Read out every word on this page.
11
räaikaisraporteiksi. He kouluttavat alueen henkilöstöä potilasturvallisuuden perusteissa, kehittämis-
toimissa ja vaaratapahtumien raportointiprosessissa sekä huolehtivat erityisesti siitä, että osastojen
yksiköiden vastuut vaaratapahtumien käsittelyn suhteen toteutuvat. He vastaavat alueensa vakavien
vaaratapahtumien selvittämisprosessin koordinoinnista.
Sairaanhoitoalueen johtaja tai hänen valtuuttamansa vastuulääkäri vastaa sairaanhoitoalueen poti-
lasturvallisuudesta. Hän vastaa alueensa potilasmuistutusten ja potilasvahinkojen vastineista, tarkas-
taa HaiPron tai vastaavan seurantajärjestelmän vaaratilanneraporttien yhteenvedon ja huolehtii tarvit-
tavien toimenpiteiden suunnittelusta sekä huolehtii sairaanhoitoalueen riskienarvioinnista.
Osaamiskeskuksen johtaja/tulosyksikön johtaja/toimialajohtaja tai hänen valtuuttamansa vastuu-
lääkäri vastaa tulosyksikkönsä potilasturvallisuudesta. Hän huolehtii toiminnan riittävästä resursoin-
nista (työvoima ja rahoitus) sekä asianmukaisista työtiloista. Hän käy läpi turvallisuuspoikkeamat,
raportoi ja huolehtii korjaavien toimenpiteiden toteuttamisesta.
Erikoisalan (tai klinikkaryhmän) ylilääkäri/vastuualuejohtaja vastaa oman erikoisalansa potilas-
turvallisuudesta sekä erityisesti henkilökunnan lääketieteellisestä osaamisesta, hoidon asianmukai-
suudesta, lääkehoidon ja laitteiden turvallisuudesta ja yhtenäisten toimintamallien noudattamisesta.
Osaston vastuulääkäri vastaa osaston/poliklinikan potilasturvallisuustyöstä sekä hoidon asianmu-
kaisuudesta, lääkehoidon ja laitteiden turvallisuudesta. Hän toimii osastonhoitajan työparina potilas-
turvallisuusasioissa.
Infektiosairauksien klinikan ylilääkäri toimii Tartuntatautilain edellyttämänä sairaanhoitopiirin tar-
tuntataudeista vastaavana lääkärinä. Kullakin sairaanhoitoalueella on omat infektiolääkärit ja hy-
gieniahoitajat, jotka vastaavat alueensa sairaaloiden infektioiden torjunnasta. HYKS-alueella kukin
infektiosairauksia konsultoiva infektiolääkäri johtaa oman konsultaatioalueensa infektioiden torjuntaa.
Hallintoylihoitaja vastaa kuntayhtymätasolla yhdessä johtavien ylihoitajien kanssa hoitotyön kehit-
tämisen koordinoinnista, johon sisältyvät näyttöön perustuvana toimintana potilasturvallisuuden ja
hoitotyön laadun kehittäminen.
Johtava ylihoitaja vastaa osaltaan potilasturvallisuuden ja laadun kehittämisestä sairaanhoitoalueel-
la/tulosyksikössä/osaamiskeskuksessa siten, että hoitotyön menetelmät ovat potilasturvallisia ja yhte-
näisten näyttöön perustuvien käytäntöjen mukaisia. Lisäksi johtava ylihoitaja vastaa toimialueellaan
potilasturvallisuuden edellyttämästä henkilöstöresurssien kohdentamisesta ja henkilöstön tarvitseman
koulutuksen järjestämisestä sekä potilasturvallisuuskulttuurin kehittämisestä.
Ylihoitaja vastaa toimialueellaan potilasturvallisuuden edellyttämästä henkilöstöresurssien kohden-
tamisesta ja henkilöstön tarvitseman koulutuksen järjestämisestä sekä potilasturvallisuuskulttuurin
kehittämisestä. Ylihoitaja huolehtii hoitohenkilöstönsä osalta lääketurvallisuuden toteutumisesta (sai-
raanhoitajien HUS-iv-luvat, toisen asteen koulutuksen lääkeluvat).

Given problem:
Please quote the records above exactly, without skipping a line.

Solution below:
Read out every word on this page.
11
räaikaisraporteiksi. He kouluttavat alueen henkilöstöä potilasturvallisuuden perusteissa, kehittämis-
toimissa ja vaaratapahtumien raportointiprosessissa sekä huolehtivat erityisesti siitä, että osastojen
yksiköiden vastuut vaaratapahtumien käsittelyn suhteen toteutuvat. He vastaavat alueensa vakavien
vaaratapahtumien selvittämisprosessin koordinoinnista.
Sairaanhoitoalueen johtaja tai hänen valtuuttamansa vastuulääkäri vastaa sairaanhoitoalueen poti-
lasturvallisuudesta. Hän vastaa alueensa potilasmuistutusten ja potilasvahinkojen vastineista, tarkas-
taa HaiPron tai vastaavan seurantajärjestelmän vaaratilanneraporttien yhteenvedon ja huolehtii tarvit-
tavien toimenpiteiden suunnittelusta sekä huolehtii sairaanhoitoalueen riskienarvioinnista.
Osaamiskeskuksen johtaja/tulosyksikön johtaja/toimialajohtaja tai hänen valtuuttamansa vastuu-
lääkäri vastaa tulosyksikkönsä potilasturvallisuudesta. Hän huolehtii toiminnan riittävästä resursoin-
nista (työvoima ja rahoitus) sekä asianmukaisista työtiloista. Hän käy läpi turvallisuuspoikkeamat,
raportoi ja huolehtii korjaavien toimenpiteiden toteuttamisesta.
Erikoisalan (tai klinikkaryhmän) ylilääkäri/vastuualuejohtaja vastaa oman erikoisalansa potilas-
turvallisuudesta sekä erityisesti henkilökunnan lääketieteellisestä osaamisesta, hoidon asianmukai-
suudesta, lääkehoidon ja laitteiden turvallisuudesta ja yhtenäisten toimintamallien noudattamisesta.
Osaston vastuulääkäri vastaa osaston/poliklinikan potilasturvallisuustyöstä sekä hoidon asianmu-
kaisuudesta, lääkehoidon ja laitteiden turvallisuudesta. Hän toimii osastonhoitajan työparina potilas-
turvallisuusasioissa.
Infektiosairauksien klinikan ylilääkäri toimii Tartuntatautilain edellyttämänä sairaanhoitopiirin tar-
tuntataudeista vastaavana lääkärinä. Kullakin sairaanhoitoalueella on omat infektiolääkärit ja hy-
gieniahoitajat, jotka vastaavat alueensa sairaaloiden infektioiden torjunnasta. HYKS-alueella kukin
infektiosairauksia konsultoiva infektiolääkäri johtaa oman konsultaatioalueensa infektioiden torjuntaa.
Hallintoylihoitaja vastaa kuntayhtymätasolla yhdessä johtavien ylihoitajien kanssa hoitotyön kehit-
tämisen koordinoinnista, johon sisältyvät näyttöön perustuvana toimintana potilasturvallisuuden ja
hoitotyön laadun kehittäminen.
Johtava ylihoitaja vastaa osaltaan potilasturvallisuuden ja laadun kehittämisestä sairaanhoitoalueel-
la/tulosyksikössä/osaamiskeskuksessa siten, että hoitotyön menetelmät ovat potilasturvallisia ja yhte-
näisten näyttöön perustuvien käytäntöjen mukaisia. Lisäksi johtava ylihoitaja vastaa toimialueellaan
potilasturvallisuuden edellyttämästä henkilöstöresurssien kohdentamisesta ja henkilöstön tarvitseman
koulutuksen järjestämisestä sekä potilasturvallisuuskulttuurin kehittämisestä.
Ylihoitaja vastaa toimialueellaan potilasturvallisuuden edellyttämästä henkilöstöresurssien kohden-
tamisesta ja henkilöstön tarvitseman koulutuksen järjestämisestä sekä potilasturvallisuuskulttuurin
kehittämisestä. Ylihoitaja huolehtii hoitohenkilöstönsä osalta lääketurvallisuuden toteutumisesta (sai-
raanhoitajien HUS-iv-luvat, toisen asteen koulutuksen lääkeluvat).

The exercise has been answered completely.